[begin Records for this task]

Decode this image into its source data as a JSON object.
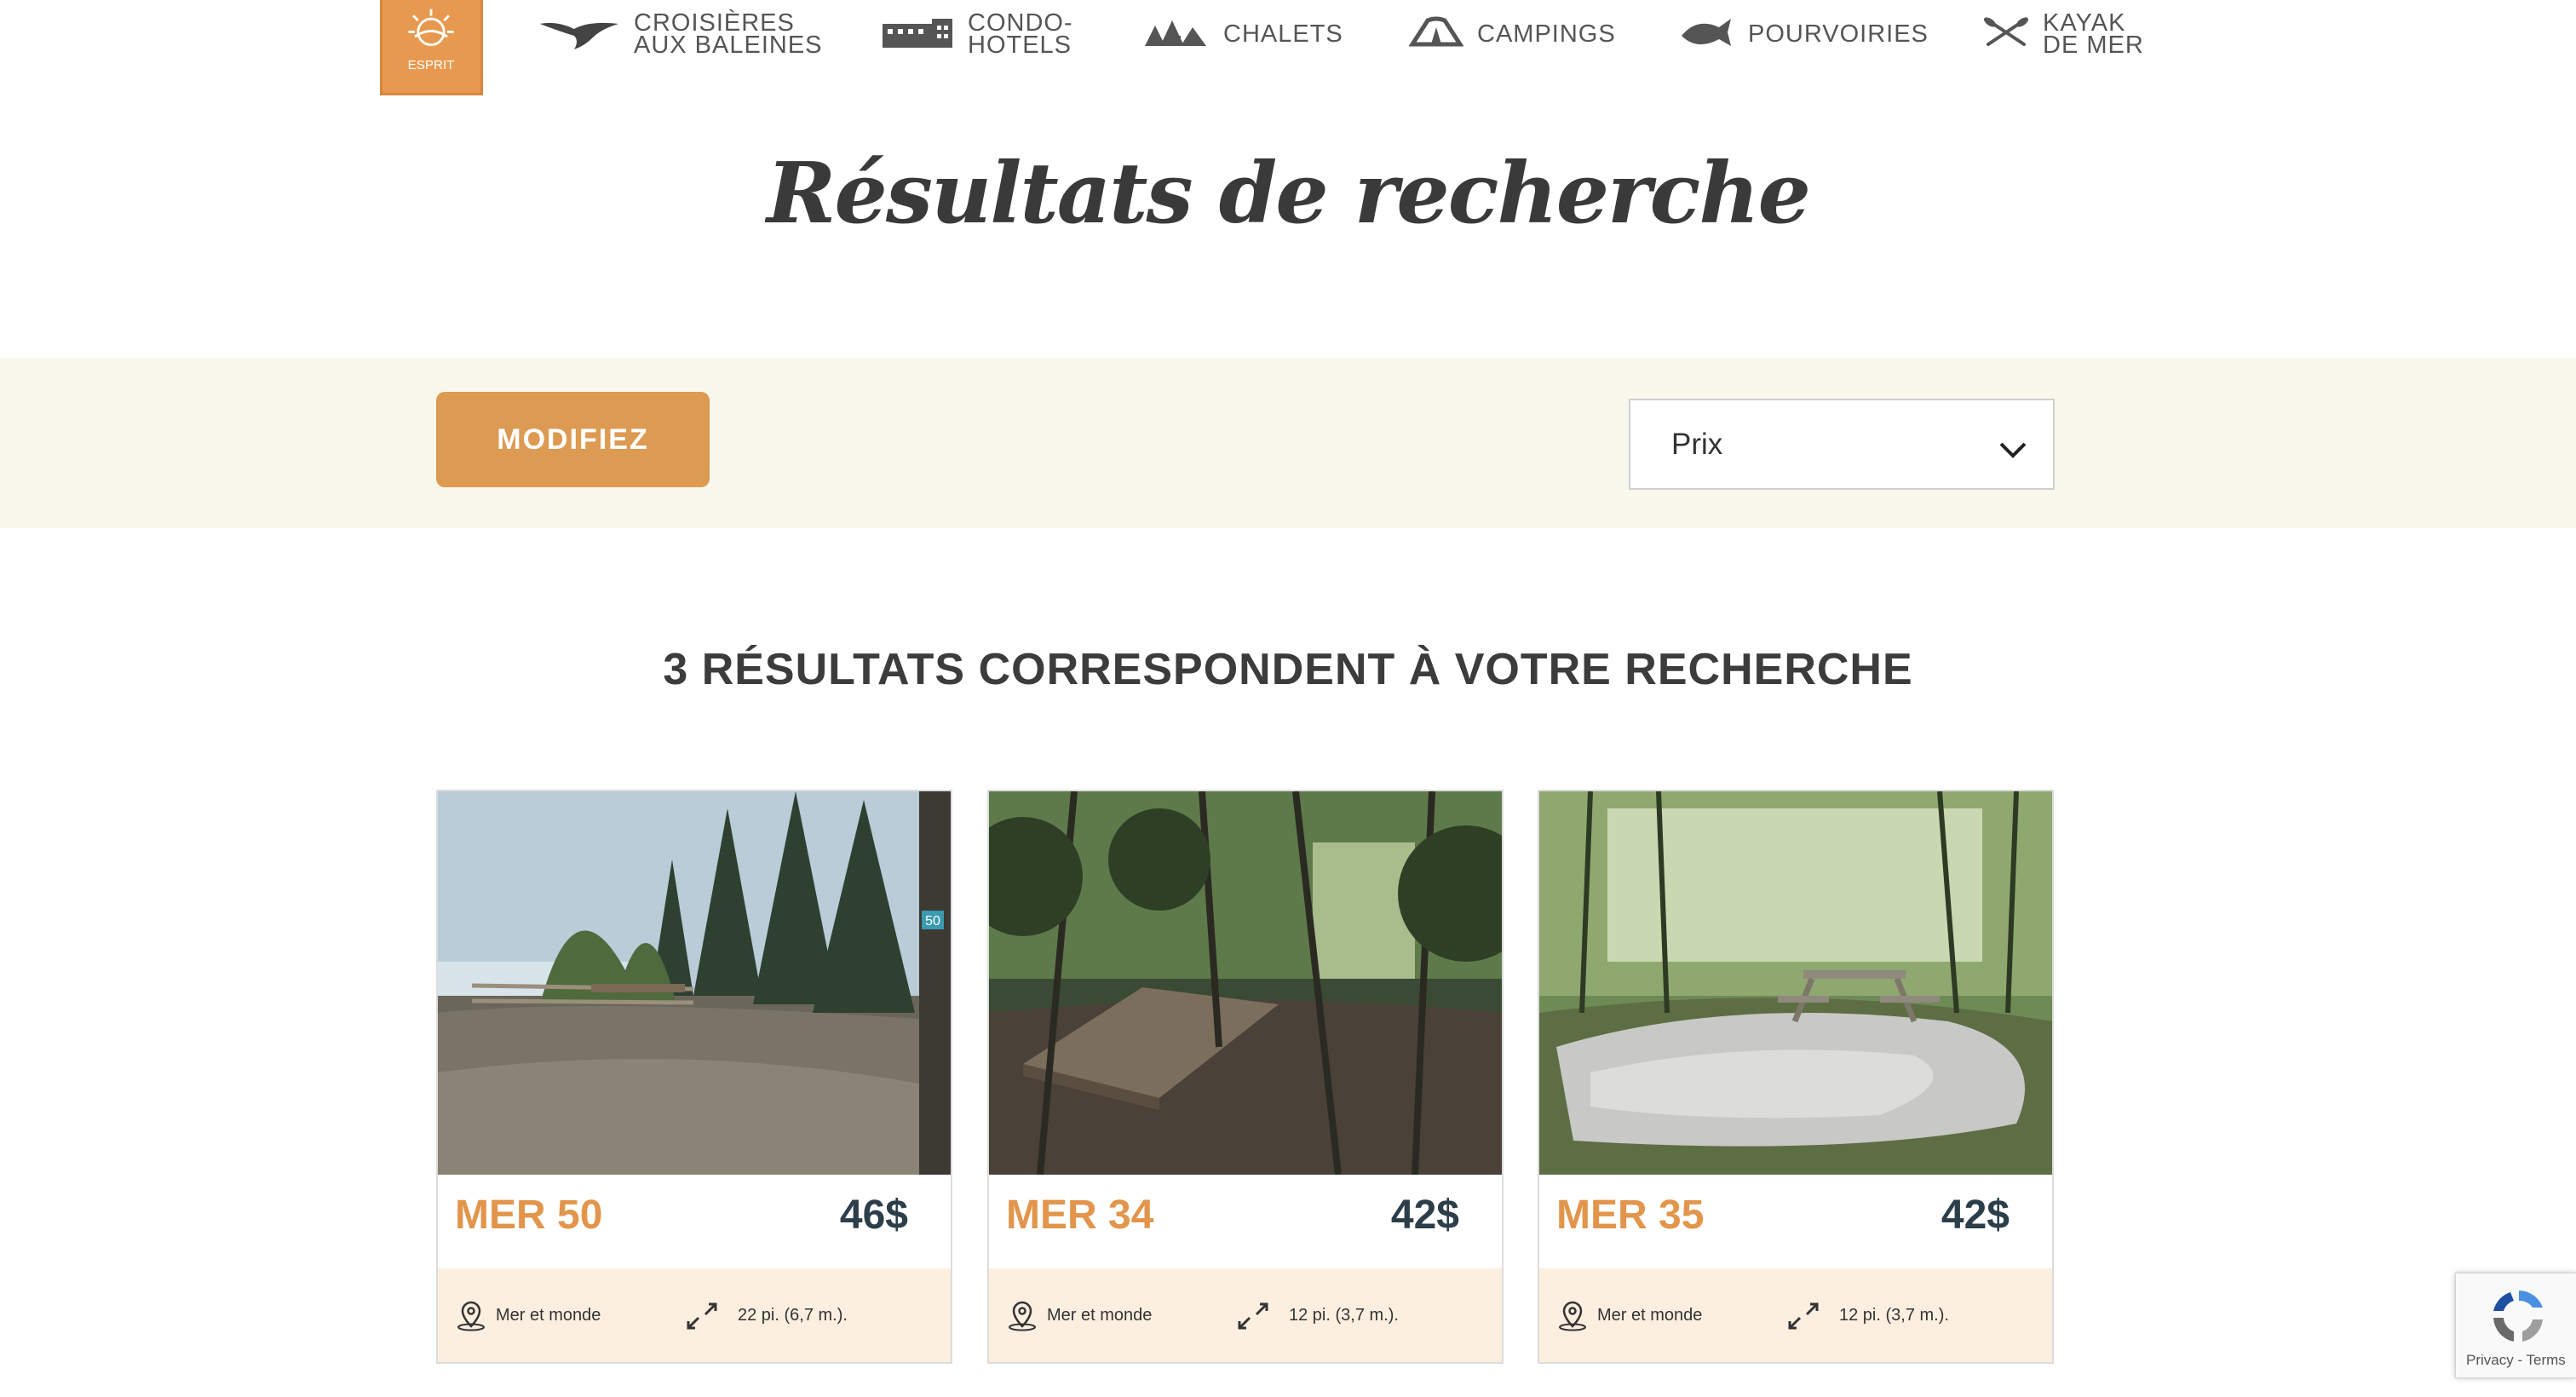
{
  "nav": {
    "items": [
      {
        "label": "CROISIÈRES\nAUX BALEINES",
        "icon": "whale-icon"
      },
      {
        "label": "CONDO-\nHOTELS",
        "icon": "building-icon"
      },
      {
        "label": "CHALETS",
        "icon": "chalet-icon"
      },
      {
        "label": "CAMPINGS",
        "icon": "tent-icon"
      },
      {
        "label": "POURVOIRIES",
        "icon": "fish-icon"
      },
      {
        "label": "KAYAK\nDE MER",
        "icon": "paddles-icon"
      }
    ],
    "logo_text": "ESPRIT"
  },
  "page": {
    "title": "Résultats de recherche"
  },
  "filters": {
    "modify_label": "MODIFIEZ",
    "sort_value": "Prix"
  },
  "results": {
    "heading": "3 RÉSULTATS CORRESPONDENT À VOTRE RECHERCHE",
    "cards": [
      {
        "name": "MER 50",
        "price": "46$",
        "location": "Mer et monde",
        "size": "22 pi. (6,7 m.).",
        "post_number": "50"
      },
      {
        "name": "MER 34",
        "price": "42$",
        "location": "Mer et monde",
        "size": "12 pi. (3,7 m.)."
      },
      {
        "name": "MER 35",
        "price": "42$",
        "location": "Mer et monde",
        "size": "12 pi. (3,7 m.)."
      }
    ]
  },
  "recaptcha": {
    "links": "Privacy - Terms"
  },
  "colors": {
    "accent": "#dd9a52",
    "price": "#2c3e4a",
    "filter_bg": "#f9f8ec",
    "meta_bg": "#fcefe0"
  }
}
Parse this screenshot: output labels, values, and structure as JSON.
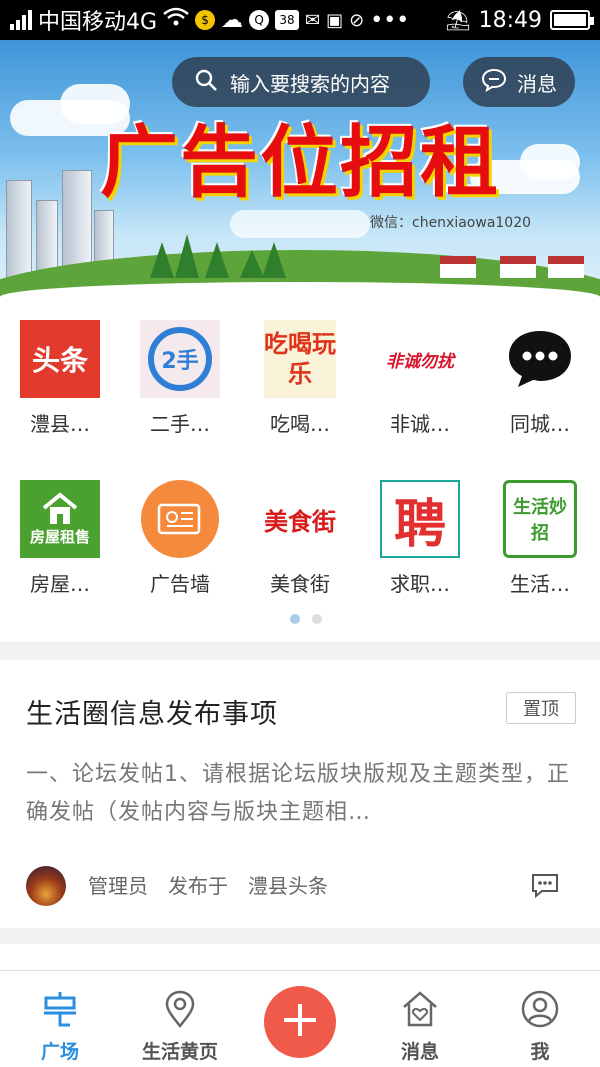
{
  "statusbar": {
    "carrier": "中国移动4G",
    "time": "18:49",
    "notif_count": "38"
  },
  "banner": {
    "ad_title": "广告位招租",
    "ad_wechat": "微信：chenxiaowa1020"
  },
  "search": {
    "placeholder": "输入要搜索的内容"
  },
  "header": {
    "message_label": "消息"
  },
  "grid": [
    {
      "label": "澧县…",
      "icon": "toutiao-icon",
      "icon_text": "头条",
      "color": "#e23b2e"
    },
    {
      "label": "二手…",
      "icon": "secondhand-icon",
      "icon_text": "2手",
      "color": "#2f7fd6"
    },
    {
      "label": "吃喝…",
      "icon": "food-fun-icon",
      "icon_text": "吃喝玩乐",
      "color": "#e0331c"
    },
    {
      "label": "非诚…",
      "icon": "dating-icon",
      "icon_text": "非诚勿扰",
      "color": "#d8152a"
    },
    {
      "label": "同城…",
      "icon": "chat-bubble-icon",
      "icon_text": "",
      "color": "#111111"
    },
    {
      "label": "房屋…",
      "icon": "house-rent-icon",
      "icon_text": "房屋租售",
      "color": "#4aa12f"
    },
    {
      "label": "广告墙",
      "icon": "ad-wall-icon",
      "icon_text": "",
      "color": "#f58a3d"
    },
    {
      "label": "美食街",
      "icon": "food-street-icon",
      "icon_text": "美食街",
      "color": "#d61b1b"
    },
    {
      "label": "求职…",
      "icon": "recruit-icon",
      "icon_text": "聘",
      "color": "#e23030"
    },
    {
      "label": "生活…",
      "icon": "life-tips-icon",
      "icon_text": "生活妙招",
      "color": "#3d9b2f"
    }
  ],
  "post": {
    "title": "生活圈信息发布事项",
    "pin_label": "置顶",
    "body": "一、论坛发帖1、请根据论坛版块版规及主题类型，正确发帖（发帖内容与版块主题相…",
    "author": "管理员",
    "published_in": "发布于",
    "board": "澧县头条"
  },
  "tabbar": {
    "items": [
      {
        "label": "广场",
        "icon": "plaza-icon",
        "active": true
      },
      {
        "label": "生活黄页",
        "icon": "location-pin-icon",
        "active": false
      },
      {
        "label": "消息",
        "icon": "house-heart-icon",
        "active": false
      },
      {
        "label": "我",
        "icon": "user-icon",
        "active": false
      }
    ],
    "plus_icon": "plus-icon"
  },
  "colors": {
    "accent": "#2b8fe0",
    "plus": "#f05a4a"
  }
}
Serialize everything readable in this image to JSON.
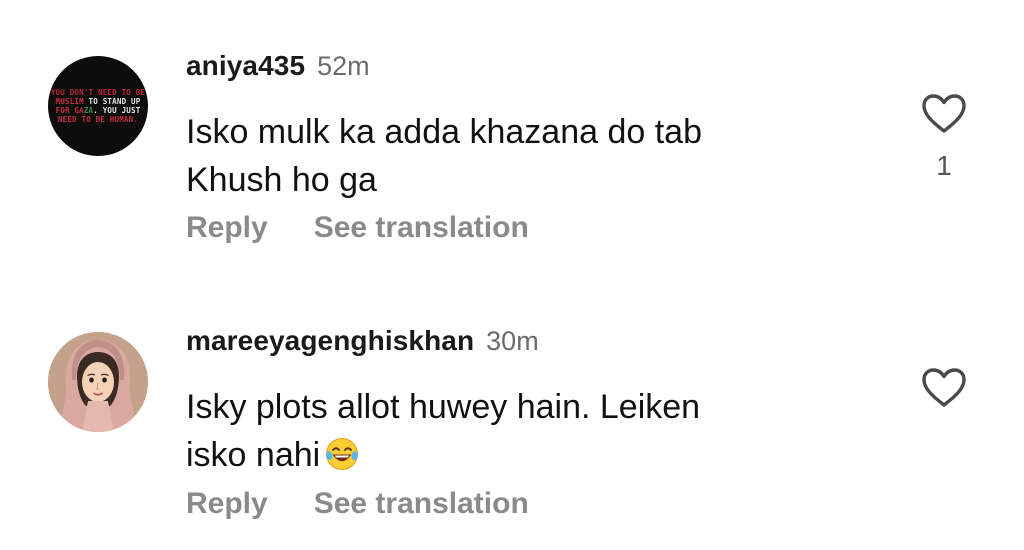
{
  "comments": [
    {
      "username": "aniya435",
      "time": "52m",
      "text_line1": "Isko mulk ka adda khazana do tab",
      "text_line2": "Khush ho ga",
      "like_count": "1",
      "reply_label": "Reply",
      "translate_label": "See translation",
      "avatar": {
        "line1": "YOU DON'T NEED TO BE",
        "line2a": "MUSLIM",
        "line2b": " TO STAND UP",
        "line3a": "FOR GA",
        "line3b": "ZA",
        "line3c": ". YOU JUST",
        "line4": "NEED TO BE HUMAN."
      }
    },
    {
      "username": "mareeyagenghiskhan",
      "time": "30m",
      "text_line1": "Isky plots allot huwey hain. Leiken",
      "text_line2": "isko nahi",
      "emoji": "laughing-with-tears-emoji",
      "reply_label": "Reply",
      "translate_label": "See translation"
    }
  ],
  "colors": {
    "username": "#1a1a1a",
    "meta_grey": "#6b6b6b",
    "action_grey": "#8a8a8a",
    "background": "#ffffff"
  }
}
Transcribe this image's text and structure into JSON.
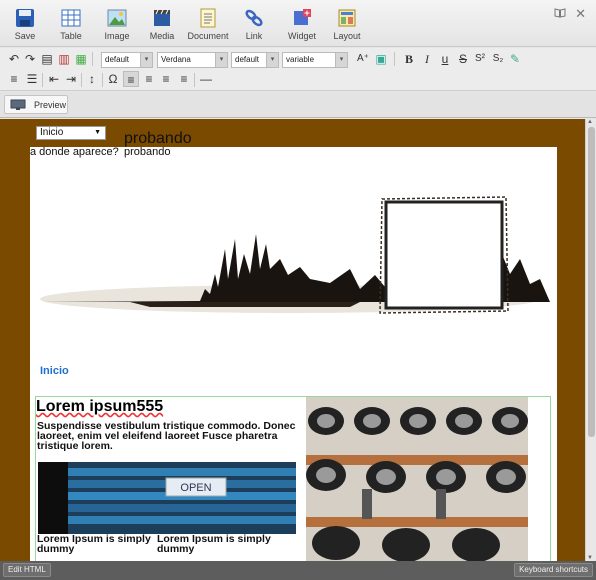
{
  "ribbon": {
    "items": [
      {
        "label": "Save",
        "icon": "save-icon"
      },
      {
        "label": "Table",
        "icon": "table-icon"
      },
      {
        "label": "Image",
        "icon": "image-icon"
      },
      {
        "label": "Media",
        "icon": "media-icon"
      },
      {
        "label": "Document",
        "icon": "document-icon"
      },
      {
        "label": "Link",
        "icon": "link-icon"
      },
      {
        "label": "Widget",
        "icon": "widget-icon"
      },
      {
        "label": "Layout",
        "icon": "layout-icon"
      }
    ]
  },
  "format": {
    "style": "default",
    "font": "Verdana",
    "size": "default",
    "variable": "variable"
  },
  "preview": {
    "label": "Preview"
  },
  "content": {
    "dropdown": "Inicio",
    "probando_big": "probando",
    "question": "a donde aparece?",
    "probando_small": "probando",
    "inicio_link": "Inicio",
    "heading": "Lorem ipsum555",
    "paragraph": "Suspendisse vestibulum tristique commodo. Donec laoreet, enim vel eleifend laoreet Fusce pharetra tristique lorem.",
    "lorem_a": "Lorem Ipsum is simply dummy",
    "lorem_b": "Lorem Ipsum is simply dummy",
    "folder_label": "OPEN"
  },
  "bottom": {
    "edit_html": "Edit HTML",
    "shortcuts": "Keyboard shortcuts"
  },
  "colors": {
    "canvas": "#7a4a00",
    "accent": "#1f6fd0"
  }
}
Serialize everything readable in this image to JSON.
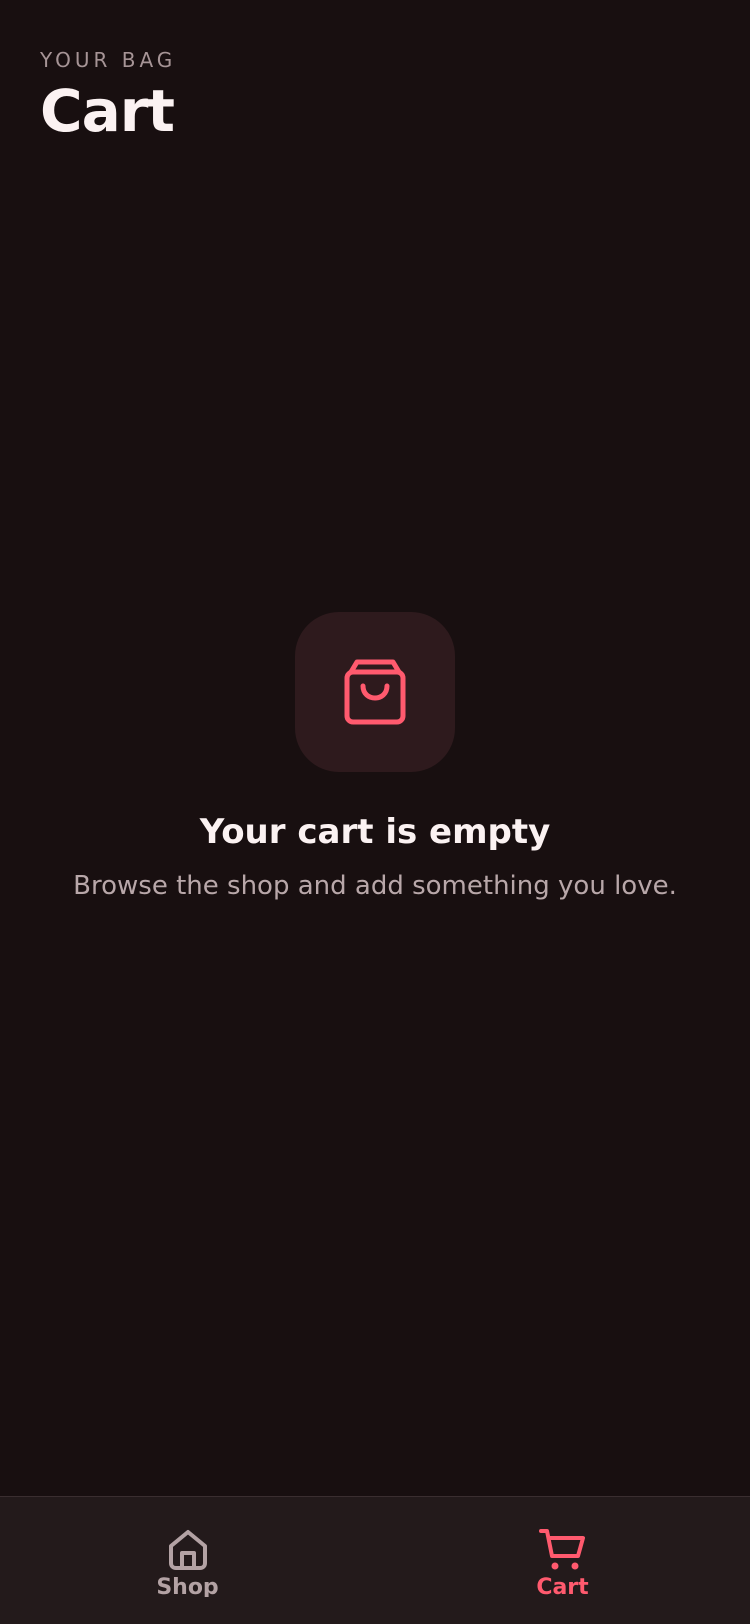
{
  "header": {
    "eyebrow": "YOUR BAG",
    "title": "Cart"
  },
  "empty_state": {
    "icon": "shopping-bag-icon",
    "title": "Your cart is empty",
    "subtitle": "Browse the shop and add something you love."
  },
  "tabbar": {
    "items": [
      {
        "label": "Shop",
        "icon": "home-icon",
        "active": false
      },
      {
        "label": "Cart",
        "icon": "cart-icon",
        "active": true
      }
    ]
  },
  "colors": {
    "background": "#180f10",
    "accent": "#ff5a6e",
    "icon_tile": "#2e1a1d",
    "tabbar": "#231a1b",
    "inactive_tab": "#b3a2a4"
  }
}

[end Records for this task]

### Exercise requirements
Every line above that contains the word "food" should be reported.

### Answer to this problem
      "icon": "food-fun-icon",
      "icon": "food-street-icon",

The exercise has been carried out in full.